**Dataset extract**:
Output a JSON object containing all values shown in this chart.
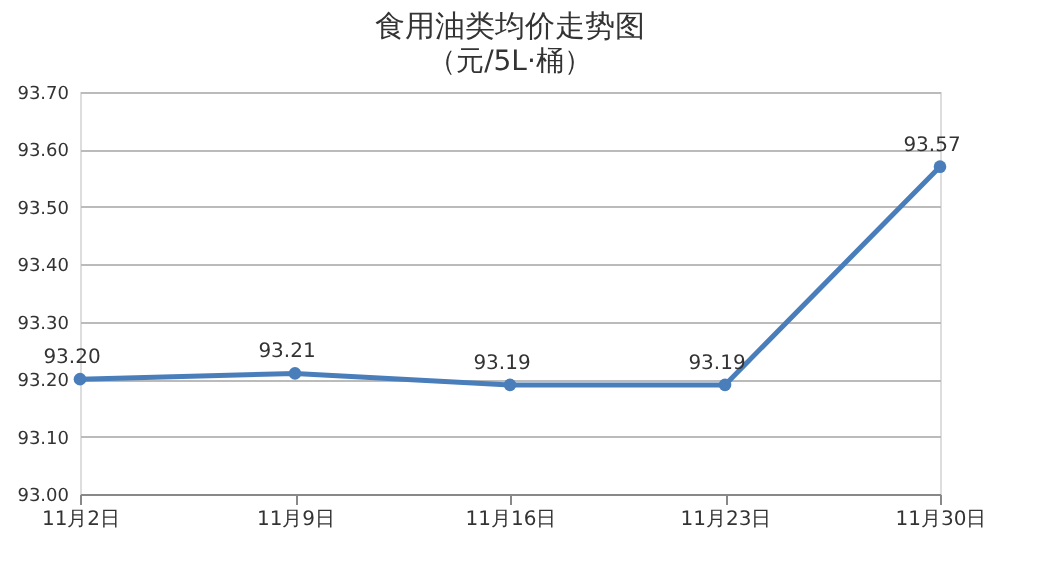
{
  "chart_data": {
    "type": "line",
    "title": "食用油类均价走势图",
    "subtitle": "（元/5L·桶）",
    "categories": [
      "11月2日",
      "11月9日",
      "11月16日",
      "11月23日",
      "11月30日"
    ],
    "series": [
      {
        "color": "#4a7ebb",
        "values": [
          93.2,
          93.21,
          93.19,
          93.19,
          93.57
        ],
        "value_labels": [
          "93.20",
          "93.21",
          "93.19",
          "93.19",
          "93.57"
        ]
      }
    ],
    "ylim": [
      93.0,
      93.7
    ],
    "yticks": [
      {
        "value": 93.0,
        "label": "93.00"
      },
      {
        "value": 93.1,
        "label": "93.10"
      },
      {
        "value": 93.2,
        "label": "93.20"
      },
      {
        "value": 93.3,
        "label": "93.30"
      },
      {
        "value": 93.4,
        "label": "93.40"
      },
      {
        "value": 93.5,
        "label": "93.50"
      },
      {
        "value": 93.6,
        "label": "93.60"
      },
      {
        "value": 93.7,
        "label": "93.70"
      }
    ],
    "grid": "y",
    "marker": "circle",
    "line_style": "solid"
  }
}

**Exercise**:
Show every line of the records above that contains the word "values".

**Correct result**:
Output a JSON object containing all values shown in this chart.
        "values": [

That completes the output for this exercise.